### Stored entries
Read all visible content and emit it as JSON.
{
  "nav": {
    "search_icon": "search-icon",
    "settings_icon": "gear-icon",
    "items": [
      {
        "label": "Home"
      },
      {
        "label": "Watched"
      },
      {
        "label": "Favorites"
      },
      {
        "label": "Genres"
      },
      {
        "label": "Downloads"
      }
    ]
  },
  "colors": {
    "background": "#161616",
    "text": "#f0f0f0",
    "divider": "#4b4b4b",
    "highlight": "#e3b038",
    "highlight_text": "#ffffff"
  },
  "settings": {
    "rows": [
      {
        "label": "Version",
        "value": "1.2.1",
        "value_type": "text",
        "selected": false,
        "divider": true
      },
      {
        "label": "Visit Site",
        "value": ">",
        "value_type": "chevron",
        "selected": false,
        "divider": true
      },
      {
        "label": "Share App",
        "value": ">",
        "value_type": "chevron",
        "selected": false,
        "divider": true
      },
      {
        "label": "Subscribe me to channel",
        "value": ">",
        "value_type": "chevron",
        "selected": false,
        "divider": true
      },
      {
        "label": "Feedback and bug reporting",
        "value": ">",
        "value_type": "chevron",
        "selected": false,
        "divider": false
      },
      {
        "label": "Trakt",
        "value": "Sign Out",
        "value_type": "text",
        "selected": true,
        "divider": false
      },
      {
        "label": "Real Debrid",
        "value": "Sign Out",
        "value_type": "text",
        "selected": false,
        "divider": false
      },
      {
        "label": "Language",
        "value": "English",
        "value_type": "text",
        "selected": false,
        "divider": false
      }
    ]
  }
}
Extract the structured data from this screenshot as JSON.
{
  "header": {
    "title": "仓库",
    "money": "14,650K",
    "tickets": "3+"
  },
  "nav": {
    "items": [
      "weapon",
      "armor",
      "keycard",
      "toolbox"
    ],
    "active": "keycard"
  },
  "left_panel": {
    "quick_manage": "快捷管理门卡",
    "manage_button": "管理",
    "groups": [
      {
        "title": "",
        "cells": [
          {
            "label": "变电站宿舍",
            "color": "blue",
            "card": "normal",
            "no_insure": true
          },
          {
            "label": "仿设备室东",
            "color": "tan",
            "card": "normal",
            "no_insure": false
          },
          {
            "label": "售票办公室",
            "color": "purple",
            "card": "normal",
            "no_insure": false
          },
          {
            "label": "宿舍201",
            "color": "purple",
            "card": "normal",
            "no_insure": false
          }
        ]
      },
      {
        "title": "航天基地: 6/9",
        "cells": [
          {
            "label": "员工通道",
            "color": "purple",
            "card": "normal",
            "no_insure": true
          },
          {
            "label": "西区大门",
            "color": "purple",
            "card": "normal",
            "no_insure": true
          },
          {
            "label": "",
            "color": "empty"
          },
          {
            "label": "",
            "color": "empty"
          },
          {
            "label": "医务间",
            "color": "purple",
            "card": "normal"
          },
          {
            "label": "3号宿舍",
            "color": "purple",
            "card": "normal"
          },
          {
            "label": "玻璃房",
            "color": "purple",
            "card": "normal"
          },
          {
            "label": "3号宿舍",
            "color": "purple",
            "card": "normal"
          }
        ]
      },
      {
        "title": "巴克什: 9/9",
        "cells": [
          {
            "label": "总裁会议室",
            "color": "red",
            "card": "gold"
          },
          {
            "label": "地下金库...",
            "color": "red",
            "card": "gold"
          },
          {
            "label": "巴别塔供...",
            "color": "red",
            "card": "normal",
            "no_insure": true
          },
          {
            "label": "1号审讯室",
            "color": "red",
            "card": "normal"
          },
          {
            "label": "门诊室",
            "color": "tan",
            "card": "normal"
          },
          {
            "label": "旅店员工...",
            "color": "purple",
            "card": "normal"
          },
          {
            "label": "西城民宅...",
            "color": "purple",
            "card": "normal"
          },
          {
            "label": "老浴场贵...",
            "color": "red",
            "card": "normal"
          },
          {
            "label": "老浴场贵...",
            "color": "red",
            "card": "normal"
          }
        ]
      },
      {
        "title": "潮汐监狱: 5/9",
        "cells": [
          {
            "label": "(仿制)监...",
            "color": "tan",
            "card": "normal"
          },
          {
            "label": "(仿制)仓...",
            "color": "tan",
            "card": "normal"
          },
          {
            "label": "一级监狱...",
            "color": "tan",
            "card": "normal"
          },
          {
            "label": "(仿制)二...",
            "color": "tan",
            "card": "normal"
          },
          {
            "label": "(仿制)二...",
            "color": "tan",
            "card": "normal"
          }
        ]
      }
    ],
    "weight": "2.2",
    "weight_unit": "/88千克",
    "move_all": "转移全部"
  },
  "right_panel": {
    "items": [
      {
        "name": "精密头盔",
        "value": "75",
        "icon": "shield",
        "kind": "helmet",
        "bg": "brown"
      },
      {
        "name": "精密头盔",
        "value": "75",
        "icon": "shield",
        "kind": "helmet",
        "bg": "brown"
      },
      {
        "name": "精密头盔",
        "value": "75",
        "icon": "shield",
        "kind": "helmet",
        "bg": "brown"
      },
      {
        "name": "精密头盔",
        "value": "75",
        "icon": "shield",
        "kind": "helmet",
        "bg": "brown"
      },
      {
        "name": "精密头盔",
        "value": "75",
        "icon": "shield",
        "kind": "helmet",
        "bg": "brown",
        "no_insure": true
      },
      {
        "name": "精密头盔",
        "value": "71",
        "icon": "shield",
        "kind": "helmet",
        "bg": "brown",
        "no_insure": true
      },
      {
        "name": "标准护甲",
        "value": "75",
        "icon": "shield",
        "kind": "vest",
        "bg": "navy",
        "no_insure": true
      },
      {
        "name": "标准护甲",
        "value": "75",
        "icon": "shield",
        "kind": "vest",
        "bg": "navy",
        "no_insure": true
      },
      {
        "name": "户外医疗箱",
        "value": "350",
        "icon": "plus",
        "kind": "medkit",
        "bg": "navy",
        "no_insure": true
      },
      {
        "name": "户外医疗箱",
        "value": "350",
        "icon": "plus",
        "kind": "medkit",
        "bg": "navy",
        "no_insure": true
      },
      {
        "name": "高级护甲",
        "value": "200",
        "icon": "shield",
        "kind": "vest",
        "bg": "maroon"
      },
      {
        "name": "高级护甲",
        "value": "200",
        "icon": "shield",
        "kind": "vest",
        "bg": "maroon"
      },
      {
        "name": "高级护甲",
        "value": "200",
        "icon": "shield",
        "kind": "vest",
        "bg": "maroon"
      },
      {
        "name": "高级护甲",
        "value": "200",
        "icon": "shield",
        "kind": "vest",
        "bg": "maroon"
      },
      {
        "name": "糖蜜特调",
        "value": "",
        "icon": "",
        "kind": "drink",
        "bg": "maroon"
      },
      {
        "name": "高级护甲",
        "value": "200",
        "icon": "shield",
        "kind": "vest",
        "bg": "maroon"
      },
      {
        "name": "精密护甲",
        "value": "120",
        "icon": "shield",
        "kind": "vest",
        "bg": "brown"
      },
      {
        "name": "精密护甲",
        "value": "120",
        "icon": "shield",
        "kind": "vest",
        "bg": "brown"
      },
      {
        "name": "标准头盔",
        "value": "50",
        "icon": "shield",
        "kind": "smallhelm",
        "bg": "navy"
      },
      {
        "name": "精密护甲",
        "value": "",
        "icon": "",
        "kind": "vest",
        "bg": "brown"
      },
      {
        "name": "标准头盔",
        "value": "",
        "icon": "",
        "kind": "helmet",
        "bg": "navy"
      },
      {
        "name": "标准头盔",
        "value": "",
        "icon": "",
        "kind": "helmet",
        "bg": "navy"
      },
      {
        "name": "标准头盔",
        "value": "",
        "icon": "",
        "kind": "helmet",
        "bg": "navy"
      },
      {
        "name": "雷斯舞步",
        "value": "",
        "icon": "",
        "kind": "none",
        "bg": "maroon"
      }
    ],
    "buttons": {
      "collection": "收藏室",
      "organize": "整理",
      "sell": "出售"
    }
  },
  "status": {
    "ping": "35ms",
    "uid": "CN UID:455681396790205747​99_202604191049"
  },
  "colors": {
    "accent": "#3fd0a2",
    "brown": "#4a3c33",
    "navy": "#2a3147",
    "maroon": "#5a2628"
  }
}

### STATED PROBLEM
Tell how many lines in the records above contain "JSON", giving the number and no other words.

### FINAL ANSWER
2